Exercise brief – Scan the material and copy every line in which "hour" appears.

-- Start The data --

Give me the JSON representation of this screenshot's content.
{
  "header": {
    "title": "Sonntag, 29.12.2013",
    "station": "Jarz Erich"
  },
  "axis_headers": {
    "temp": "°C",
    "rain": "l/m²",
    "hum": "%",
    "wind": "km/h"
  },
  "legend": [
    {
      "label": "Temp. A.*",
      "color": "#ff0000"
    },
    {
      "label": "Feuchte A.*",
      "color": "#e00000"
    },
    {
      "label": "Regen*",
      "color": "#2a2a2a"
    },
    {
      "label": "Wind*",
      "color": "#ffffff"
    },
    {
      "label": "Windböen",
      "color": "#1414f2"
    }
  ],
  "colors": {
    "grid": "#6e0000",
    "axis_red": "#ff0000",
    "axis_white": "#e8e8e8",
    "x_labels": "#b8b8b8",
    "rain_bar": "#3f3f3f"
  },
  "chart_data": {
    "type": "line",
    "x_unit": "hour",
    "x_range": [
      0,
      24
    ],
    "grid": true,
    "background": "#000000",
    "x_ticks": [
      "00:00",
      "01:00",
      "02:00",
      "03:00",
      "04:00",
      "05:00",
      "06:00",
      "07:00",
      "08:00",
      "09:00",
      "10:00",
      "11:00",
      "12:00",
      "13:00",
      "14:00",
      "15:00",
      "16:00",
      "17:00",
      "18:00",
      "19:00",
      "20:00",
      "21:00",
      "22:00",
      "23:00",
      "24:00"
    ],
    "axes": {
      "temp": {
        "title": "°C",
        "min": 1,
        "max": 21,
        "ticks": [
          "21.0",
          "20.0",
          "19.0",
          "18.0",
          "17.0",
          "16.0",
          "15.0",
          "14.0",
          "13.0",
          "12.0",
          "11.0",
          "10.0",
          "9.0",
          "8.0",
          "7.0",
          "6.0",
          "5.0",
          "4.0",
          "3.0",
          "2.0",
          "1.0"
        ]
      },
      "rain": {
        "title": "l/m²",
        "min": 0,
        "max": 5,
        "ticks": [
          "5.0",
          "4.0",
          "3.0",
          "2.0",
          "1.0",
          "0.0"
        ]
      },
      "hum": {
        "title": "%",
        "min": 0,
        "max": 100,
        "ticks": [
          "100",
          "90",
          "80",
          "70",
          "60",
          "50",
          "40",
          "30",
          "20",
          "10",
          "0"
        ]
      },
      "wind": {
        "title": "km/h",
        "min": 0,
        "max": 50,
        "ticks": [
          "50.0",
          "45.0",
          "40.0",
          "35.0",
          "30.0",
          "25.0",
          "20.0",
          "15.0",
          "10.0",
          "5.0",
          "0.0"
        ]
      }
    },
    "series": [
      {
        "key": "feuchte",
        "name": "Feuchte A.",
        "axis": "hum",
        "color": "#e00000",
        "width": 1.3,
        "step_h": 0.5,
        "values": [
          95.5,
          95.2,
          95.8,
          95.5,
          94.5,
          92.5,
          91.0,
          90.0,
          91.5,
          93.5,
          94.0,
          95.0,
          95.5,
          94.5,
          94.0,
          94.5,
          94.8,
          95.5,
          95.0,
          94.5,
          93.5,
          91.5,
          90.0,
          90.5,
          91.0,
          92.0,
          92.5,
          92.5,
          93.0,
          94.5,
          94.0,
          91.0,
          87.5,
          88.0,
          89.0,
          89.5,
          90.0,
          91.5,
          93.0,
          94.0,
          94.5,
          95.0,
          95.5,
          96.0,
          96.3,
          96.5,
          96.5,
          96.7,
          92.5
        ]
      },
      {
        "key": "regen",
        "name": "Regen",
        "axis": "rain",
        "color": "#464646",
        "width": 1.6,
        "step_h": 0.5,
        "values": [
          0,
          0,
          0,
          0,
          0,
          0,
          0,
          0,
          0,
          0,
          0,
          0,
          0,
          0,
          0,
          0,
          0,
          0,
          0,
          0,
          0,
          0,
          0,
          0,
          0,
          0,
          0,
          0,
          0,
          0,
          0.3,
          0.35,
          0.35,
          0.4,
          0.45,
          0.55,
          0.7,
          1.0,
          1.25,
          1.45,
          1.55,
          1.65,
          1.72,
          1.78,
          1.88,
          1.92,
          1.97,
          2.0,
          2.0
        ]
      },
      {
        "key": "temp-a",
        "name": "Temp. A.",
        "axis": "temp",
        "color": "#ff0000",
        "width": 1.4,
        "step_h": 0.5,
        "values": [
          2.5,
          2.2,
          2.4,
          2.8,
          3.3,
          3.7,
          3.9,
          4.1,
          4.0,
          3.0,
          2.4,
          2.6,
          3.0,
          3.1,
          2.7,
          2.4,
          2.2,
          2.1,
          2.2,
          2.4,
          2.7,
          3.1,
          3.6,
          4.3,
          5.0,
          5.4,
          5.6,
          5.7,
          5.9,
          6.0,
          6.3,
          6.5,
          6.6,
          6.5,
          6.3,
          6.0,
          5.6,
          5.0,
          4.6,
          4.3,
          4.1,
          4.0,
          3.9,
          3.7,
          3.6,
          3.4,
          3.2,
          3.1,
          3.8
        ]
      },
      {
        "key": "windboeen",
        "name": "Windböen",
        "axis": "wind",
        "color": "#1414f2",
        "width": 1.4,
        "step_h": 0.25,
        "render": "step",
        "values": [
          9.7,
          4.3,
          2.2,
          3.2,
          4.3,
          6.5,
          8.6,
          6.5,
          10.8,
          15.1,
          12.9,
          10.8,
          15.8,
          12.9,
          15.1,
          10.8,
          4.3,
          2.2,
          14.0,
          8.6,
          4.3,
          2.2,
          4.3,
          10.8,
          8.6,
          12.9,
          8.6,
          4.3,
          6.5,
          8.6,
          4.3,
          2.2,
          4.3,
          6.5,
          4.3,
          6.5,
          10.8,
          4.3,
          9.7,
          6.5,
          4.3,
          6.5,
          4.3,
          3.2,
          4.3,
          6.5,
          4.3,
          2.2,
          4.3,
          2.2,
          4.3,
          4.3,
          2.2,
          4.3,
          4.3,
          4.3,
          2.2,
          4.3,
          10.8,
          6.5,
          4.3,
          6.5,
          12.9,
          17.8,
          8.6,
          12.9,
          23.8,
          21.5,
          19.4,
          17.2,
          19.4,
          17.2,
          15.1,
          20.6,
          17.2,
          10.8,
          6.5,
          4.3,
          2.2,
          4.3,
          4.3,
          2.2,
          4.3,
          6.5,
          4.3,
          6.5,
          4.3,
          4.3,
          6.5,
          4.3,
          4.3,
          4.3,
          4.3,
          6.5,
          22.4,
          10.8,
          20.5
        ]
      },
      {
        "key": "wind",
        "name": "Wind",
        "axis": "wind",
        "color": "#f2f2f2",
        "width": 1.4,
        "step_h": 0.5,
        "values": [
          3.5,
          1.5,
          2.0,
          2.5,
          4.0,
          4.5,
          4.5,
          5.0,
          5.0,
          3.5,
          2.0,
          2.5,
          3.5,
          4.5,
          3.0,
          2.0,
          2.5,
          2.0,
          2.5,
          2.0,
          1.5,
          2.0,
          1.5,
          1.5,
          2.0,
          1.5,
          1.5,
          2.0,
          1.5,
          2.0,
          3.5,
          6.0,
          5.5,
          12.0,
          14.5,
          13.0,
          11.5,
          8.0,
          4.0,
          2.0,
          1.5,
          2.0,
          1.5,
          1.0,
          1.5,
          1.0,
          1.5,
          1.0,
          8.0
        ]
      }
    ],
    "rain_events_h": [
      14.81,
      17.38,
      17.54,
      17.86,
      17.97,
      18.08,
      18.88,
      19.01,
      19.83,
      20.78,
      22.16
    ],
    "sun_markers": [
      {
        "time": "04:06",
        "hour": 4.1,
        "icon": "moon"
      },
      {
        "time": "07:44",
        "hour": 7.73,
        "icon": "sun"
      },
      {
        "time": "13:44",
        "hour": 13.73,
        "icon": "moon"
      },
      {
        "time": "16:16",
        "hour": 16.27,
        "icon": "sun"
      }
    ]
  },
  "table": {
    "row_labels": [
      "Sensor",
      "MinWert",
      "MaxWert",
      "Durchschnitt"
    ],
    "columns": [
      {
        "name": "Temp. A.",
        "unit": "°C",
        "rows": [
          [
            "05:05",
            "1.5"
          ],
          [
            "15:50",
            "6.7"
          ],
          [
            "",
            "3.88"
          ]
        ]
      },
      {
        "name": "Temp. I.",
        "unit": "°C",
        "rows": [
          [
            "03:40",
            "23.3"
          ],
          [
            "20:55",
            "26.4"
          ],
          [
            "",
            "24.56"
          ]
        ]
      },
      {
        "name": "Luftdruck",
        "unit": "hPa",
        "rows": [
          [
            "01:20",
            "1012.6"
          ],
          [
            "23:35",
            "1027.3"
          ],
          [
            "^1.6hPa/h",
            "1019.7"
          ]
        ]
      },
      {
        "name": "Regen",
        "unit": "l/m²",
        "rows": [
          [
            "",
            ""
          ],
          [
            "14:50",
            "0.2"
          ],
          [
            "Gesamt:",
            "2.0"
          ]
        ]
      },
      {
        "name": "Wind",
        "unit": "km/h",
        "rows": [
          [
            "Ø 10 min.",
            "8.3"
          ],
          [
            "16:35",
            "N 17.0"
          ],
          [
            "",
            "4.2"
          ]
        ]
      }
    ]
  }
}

-- End The data --

Answer in full –
    "x_unit": "hour",
        "hour": 4.1,
        "hour": 7.73,
        "hour": 13.73,
        "hour": 16.27,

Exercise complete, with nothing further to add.